Task material
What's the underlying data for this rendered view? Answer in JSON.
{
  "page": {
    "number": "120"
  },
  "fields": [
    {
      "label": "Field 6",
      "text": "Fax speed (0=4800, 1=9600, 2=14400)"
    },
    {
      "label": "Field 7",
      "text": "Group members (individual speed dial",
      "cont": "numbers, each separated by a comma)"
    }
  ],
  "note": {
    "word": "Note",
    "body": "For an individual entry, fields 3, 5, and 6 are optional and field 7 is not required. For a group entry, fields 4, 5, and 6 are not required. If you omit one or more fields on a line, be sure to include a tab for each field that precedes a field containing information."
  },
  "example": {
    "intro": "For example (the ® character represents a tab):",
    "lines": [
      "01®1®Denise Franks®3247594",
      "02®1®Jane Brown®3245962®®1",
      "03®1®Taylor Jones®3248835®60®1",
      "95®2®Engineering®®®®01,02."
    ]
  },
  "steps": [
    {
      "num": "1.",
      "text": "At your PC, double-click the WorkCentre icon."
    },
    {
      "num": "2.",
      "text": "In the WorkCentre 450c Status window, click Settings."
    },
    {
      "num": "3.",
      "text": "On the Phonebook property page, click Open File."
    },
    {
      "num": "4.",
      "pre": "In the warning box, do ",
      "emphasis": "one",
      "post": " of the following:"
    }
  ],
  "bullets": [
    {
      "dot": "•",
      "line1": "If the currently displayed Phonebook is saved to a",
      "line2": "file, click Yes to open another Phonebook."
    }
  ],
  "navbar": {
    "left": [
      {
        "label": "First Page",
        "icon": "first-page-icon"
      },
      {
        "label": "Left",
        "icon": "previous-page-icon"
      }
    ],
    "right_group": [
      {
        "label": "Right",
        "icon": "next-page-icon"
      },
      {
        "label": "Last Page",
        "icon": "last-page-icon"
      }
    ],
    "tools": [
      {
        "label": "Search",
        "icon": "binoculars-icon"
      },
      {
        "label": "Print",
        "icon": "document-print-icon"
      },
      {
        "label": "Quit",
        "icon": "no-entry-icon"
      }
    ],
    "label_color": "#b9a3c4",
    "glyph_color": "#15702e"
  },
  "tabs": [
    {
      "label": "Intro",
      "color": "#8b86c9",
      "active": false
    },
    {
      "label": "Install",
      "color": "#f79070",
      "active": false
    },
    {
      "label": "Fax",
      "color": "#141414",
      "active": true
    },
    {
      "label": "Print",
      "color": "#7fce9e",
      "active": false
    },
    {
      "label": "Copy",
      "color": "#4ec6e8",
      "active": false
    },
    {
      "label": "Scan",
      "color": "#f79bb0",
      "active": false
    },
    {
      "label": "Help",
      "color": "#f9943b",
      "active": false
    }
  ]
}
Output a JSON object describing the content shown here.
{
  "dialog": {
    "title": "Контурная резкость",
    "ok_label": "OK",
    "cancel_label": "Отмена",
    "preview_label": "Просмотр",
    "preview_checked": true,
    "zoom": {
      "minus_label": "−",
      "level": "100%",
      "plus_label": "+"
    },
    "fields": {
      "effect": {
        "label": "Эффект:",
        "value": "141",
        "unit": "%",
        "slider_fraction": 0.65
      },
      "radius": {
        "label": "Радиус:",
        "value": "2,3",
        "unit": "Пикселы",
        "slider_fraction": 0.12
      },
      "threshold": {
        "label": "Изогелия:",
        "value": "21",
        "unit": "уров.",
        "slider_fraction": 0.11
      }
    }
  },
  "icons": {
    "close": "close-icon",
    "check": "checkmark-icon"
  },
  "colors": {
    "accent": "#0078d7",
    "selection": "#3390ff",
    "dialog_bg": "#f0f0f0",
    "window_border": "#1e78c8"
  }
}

Required work
Look above for the line that holds "Output a JSON", then copy it and each line after it exactly, through the last line of the data.

Task answer
Output a JSON object describing the content shown here.
{
  "dialog": {
    "title": "Контурная резкость",
    "ok_label": "OK",
    "cancel_label": "Отмена",
    "preview_label": "Просмотр",
    "preview_checked": true,
    "zoom": {
      "minus_label": "−",
      "level": "100%",
      "plus_label": "+"
    },
    "fields": {
      "effect": {
        "label": "Эффект:",
        "value": "141",
        "unit": "%",
        "slider_fraction": 0.65
      },
      "radius": {
        "label": "Радиус:",
        "value": "2,3",
        "unit": "Пикселы",
        "slider_fraction": 0.12
      },
      "threshold": {
        "label": "Изогелия:",
        "value": "21",
        "unit": "уров.",
        "slider_fraction": 0.11
      }
    }
  },
  "icons": {
    "close": "close-icon",
    "check": "checkmark-icon"
  },
  "colors": {
    "accent": "#0078d7",
    "selection": "#3390ff",
    "dialog_bg": "#f0f0f0",
    "window_border": "#1e78c8"
  }
}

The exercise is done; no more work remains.